**Requirements**
Return all lines that include the string "Bikini".

━━━━

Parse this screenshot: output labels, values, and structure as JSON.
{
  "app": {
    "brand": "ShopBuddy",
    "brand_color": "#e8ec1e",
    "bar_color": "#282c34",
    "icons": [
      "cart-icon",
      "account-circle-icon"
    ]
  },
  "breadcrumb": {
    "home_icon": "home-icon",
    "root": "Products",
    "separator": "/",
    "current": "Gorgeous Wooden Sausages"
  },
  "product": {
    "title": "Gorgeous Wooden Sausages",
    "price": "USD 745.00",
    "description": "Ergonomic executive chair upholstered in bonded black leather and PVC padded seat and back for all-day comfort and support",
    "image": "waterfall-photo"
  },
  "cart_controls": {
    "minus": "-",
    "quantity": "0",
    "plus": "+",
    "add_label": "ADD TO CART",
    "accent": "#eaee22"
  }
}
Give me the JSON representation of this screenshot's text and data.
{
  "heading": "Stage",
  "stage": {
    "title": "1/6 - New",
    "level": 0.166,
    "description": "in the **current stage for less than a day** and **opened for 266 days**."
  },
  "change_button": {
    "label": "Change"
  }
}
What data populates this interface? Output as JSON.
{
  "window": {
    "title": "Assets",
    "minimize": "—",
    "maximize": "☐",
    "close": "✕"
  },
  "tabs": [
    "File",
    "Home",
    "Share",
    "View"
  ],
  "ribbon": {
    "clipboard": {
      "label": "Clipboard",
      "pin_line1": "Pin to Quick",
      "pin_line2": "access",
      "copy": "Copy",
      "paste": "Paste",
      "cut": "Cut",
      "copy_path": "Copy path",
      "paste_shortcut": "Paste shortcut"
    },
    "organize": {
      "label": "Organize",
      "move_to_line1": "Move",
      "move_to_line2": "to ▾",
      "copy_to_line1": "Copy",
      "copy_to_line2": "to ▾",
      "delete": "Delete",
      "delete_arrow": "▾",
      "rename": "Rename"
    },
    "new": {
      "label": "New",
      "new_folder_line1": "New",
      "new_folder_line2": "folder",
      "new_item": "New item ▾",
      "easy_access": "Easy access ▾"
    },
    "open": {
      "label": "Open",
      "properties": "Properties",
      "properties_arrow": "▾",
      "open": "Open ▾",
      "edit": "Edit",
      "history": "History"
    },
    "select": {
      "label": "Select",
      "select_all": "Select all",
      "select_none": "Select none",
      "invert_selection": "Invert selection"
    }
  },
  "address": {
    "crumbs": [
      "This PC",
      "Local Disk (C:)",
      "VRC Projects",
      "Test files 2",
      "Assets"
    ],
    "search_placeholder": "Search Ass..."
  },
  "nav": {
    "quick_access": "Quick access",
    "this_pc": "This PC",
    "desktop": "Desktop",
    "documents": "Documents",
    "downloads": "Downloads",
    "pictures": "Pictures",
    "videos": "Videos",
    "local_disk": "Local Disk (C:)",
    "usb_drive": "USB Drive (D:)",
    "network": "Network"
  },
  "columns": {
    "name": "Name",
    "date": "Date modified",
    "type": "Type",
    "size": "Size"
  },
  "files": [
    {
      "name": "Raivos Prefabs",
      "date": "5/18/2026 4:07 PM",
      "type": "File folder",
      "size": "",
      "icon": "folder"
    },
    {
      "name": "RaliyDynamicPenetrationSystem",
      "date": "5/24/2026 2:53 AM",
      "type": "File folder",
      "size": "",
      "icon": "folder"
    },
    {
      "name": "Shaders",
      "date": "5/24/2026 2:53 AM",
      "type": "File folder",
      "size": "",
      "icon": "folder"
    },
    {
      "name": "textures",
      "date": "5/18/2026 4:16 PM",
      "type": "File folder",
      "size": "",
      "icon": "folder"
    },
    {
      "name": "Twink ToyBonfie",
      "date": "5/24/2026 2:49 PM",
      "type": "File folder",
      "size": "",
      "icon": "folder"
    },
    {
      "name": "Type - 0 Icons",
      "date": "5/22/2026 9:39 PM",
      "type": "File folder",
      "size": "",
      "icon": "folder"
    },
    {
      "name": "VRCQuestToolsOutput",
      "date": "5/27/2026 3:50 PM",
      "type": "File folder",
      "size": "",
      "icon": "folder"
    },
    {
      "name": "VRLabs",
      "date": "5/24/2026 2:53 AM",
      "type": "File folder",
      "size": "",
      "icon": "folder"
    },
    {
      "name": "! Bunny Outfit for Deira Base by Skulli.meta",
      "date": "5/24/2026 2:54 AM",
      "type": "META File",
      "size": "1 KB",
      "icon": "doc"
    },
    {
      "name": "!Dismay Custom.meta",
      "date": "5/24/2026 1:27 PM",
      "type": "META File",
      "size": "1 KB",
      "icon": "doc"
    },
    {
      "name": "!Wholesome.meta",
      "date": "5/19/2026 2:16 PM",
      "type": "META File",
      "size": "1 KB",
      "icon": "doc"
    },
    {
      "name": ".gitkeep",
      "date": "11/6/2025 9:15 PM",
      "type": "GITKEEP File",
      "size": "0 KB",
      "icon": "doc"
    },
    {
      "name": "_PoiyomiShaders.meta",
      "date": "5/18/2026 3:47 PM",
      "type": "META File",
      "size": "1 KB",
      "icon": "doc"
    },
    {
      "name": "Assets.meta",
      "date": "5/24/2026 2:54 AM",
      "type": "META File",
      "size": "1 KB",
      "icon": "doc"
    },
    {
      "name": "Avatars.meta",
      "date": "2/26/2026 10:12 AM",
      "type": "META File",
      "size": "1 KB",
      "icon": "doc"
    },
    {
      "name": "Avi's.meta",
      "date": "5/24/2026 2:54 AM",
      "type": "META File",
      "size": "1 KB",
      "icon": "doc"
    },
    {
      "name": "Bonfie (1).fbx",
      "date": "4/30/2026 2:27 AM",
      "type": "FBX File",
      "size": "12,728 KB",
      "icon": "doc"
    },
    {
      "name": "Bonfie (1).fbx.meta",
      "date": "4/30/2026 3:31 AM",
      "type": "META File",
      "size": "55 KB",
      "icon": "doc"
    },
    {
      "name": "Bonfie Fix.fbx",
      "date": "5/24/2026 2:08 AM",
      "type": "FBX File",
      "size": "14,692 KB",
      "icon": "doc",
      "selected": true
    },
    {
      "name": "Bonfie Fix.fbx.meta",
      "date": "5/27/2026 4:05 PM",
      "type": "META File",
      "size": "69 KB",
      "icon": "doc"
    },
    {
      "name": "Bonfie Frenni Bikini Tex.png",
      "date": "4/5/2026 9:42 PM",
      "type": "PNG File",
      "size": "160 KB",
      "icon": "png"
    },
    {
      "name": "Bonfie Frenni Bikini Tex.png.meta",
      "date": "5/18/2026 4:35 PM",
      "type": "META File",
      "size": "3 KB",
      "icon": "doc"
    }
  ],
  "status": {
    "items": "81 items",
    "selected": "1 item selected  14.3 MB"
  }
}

━━━━

**Final result**
      "name": "Bonfie Frenni Bikini Tex.png",
      "name": "Bonfie Frenni Bikini Tex.png.meta",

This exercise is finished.